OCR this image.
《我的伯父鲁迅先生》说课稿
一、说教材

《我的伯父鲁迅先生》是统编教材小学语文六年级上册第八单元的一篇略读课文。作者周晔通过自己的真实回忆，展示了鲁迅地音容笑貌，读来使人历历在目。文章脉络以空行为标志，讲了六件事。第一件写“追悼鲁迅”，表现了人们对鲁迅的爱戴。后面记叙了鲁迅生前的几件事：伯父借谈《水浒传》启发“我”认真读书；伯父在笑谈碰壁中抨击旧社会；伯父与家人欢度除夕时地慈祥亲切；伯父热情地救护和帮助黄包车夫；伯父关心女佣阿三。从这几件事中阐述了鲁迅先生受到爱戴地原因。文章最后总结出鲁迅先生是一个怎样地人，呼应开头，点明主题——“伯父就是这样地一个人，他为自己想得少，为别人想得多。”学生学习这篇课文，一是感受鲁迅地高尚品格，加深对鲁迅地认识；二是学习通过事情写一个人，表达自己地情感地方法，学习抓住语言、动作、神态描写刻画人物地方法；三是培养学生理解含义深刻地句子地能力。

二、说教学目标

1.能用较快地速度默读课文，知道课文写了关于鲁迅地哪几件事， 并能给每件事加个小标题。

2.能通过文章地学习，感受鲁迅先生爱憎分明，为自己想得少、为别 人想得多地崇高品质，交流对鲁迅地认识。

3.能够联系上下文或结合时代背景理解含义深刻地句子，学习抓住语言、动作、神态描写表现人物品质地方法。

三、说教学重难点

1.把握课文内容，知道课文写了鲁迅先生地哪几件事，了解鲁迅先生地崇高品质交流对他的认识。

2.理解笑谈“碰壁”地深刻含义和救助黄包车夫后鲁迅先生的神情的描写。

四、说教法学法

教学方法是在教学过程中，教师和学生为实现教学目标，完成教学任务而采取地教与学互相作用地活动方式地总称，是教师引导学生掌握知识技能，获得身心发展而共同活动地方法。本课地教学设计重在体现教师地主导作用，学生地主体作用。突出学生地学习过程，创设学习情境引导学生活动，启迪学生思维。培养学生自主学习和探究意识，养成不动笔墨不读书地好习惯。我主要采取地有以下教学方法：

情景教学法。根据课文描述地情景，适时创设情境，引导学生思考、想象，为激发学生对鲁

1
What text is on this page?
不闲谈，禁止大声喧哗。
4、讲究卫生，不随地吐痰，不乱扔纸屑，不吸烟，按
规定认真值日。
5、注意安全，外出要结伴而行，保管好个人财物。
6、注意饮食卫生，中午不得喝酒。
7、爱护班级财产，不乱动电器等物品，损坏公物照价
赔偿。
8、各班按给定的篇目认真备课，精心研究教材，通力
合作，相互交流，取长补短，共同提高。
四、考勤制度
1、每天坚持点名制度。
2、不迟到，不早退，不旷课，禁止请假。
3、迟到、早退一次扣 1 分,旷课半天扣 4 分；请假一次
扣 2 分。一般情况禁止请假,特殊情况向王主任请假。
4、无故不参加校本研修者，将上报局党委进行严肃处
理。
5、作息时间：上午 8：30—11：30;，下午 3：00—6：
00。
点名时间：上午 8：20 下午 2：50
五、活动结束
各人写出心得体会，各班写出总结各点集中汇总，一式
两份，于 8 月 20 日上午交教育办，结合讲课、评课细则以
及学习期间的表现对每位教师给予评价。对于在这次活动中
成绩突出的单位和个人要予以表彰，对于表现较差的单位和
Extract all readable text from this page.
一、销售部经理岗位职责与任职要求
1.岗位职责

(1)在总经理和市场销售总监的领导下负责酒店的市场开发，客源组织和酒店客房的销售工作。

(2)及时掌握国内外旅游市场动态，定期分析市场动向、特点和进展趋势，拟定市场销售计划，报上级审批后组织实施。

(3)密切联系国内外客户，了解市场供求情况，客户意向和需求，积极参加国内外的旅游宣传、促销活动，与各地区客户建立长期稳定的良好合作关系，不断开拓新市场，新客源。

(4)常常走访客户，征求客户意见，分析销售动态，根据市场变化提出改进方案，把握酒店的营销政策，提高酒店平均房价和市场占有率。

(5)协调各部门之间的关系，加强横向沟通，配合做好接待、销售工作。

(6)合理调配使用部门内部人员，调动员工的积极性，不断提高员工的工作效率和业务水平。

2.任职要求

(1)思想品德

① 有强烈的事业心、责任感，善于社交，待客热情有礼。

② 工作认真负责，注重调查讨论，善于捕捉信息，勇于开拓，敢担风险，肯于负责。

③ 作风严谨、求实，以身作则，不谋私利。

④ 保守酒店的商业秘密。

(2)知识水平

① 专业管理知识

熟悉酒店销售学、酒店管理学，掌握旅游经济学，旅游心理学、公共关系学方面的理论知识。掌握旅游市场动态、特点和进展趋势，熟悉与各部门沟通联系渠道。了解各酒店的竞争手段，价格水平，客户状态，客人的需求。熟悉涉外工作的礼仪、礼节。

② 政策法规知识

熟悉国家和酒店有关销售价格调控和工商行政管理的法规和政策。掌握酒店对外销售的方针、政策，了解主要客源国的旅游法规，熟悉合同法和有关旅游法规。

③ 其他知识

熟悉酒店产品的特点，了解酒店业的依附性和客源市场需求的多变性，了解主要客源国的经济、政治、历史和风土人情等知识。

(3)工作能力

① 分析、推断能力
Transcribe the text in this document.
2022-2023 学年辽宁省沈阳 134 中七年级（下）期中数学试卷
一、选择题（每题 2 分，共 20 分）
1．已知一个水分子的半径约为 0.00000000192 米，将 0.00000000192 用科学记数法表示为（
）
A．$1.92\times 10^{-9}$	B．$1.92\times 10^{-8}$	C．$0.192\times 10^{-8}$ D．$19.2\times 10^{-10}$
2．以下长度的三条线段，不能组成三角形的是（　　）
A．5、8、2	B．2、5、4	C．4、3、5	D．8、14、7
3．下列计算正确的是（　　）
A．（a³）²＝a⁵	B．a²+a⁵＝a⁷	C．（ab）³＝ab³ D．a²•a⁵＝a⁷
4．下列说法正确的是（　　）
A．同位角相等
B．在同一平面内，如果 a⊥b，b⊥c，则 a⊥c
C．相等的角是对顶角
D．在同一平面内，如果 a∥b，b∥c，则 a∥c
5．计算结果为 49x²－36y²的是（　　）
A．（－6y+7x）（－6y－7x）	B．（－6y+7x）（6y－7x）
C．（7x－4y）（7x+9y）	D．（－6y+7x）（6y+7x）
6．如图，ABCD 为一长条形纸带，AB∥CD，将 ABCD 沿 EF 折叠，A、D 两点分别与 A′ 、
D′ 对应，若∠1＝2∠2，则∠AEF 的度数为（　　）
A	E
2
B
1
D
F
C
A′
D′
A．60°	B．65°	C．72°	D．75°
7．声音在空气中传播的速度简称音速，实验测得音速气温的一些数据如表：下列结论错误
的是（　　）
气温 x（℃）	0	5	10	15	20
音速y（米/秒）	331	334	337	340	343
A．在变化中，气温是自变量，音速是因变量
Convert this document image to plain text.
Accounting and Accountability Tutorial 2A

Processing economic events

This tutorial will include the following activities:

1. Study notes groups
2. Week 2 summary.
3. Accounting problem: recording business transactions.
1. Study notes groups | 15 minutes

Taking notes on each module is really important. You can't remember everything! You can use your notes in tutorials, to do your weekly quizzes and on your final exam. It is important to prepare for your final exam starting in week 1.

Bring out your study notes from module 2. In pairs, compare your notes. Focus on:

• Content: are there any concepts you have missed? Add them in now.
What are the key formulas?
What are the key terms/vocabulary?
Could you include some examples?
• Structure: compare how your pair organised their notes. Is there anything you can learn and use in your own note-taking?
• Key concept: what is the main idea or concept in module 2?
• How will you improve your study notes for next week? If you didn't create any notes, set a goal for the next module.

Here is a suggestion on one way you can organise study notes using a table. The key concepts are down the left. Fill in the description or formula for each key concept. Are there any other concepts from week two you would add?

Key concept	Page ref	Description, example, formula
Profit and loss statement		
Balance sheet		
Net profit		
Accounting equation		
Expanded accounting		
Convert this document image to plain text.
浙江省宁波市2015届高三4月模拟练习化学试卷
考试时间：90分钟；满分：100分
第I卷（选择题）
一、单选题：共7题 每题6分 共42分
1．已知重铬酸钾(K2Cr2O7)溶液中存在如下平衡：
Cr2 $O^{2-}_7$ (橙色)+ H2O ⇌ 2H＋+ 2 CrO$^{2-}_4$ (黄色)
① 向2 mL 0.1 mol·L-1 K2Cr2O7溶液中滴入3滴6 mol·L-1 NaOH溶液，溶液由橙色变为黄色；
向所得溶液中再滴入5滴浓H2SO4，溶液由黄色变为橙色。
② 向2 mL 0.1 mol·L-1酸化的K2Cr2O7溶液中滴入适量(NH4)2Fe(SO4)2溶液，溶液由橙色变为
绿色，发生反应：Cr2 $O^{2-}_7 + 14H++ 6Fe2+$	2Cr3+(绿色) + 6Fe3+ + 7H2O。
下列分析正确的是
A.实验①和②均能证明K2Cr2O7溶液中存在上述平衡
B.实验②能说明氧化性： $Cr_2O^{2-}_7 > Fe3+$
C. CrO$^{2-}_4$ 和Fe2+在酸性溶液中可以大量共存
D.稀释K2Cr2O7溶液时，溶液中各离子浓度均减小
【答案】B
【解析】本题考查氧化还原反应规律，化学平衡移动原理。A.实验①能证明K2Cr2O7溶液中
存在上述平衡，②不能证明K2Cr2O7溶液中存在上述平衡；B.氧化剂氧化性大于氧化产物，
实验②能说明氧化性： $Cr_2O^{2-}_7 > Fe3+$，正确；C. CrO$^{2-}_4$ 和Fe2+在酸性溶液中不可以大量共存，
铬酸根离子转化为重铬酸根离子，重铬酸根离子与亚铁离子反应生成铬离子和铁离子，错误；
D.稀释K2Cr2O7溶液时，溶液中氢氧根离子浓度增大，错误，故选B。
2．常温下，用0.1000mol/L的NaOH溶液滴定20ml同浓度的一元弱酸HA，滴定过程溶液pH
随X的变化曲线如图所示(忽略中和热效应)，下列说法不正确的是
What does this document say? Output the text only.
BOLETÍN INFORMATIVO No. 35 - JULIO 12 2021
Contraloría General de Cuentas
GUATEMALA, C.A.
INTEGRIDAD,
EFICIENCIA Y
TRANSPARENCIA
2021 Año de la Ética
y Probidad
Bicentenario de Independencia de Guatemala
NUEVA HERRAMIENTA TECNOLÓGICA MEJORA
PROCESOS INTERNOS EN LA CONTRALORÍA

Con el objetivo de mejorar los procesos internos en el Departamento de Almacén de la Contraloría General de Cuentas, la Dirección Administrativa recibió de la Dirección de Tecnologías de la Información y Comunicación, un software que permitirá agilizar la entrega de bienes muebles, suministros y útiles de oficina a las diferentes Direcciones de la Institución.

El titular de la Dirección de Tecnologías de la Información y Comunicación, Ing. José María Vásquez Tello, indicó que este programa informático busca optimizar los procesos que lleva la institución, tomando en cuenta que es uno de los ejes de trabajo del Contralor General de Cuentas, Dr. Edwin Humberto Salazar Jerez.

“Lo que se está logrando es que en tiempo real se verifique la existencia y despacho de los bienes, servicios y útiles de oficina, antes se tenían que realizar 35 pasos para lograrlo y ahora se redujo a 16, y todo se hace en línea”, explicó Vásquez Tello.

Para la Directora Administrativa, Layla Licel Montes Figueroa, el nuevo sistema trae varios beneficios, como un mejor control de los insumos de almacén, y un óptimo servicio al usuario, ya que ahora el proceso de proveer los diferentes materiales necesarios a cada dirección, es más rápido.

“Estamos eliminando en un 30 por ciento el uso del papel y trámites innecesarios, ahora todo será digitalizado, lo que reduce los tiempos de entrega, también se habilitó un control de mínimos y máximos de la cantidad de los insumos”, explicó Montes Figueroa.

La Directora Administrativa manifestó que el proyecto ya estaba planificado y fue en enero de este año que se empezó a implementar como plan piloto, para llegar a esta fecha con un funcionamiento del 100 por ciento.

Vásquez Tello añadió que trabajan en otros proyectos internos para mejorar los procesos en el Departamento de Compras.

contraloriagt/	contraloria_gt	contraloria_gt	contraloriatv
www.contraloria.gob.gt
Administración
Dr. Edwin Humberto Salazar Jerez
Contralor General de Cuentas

○ ○ ○ ○ ○ ○ ○

Instructions to follow – Say how many lines contain the string "each", giving nothing but the count.

Output of the task – 2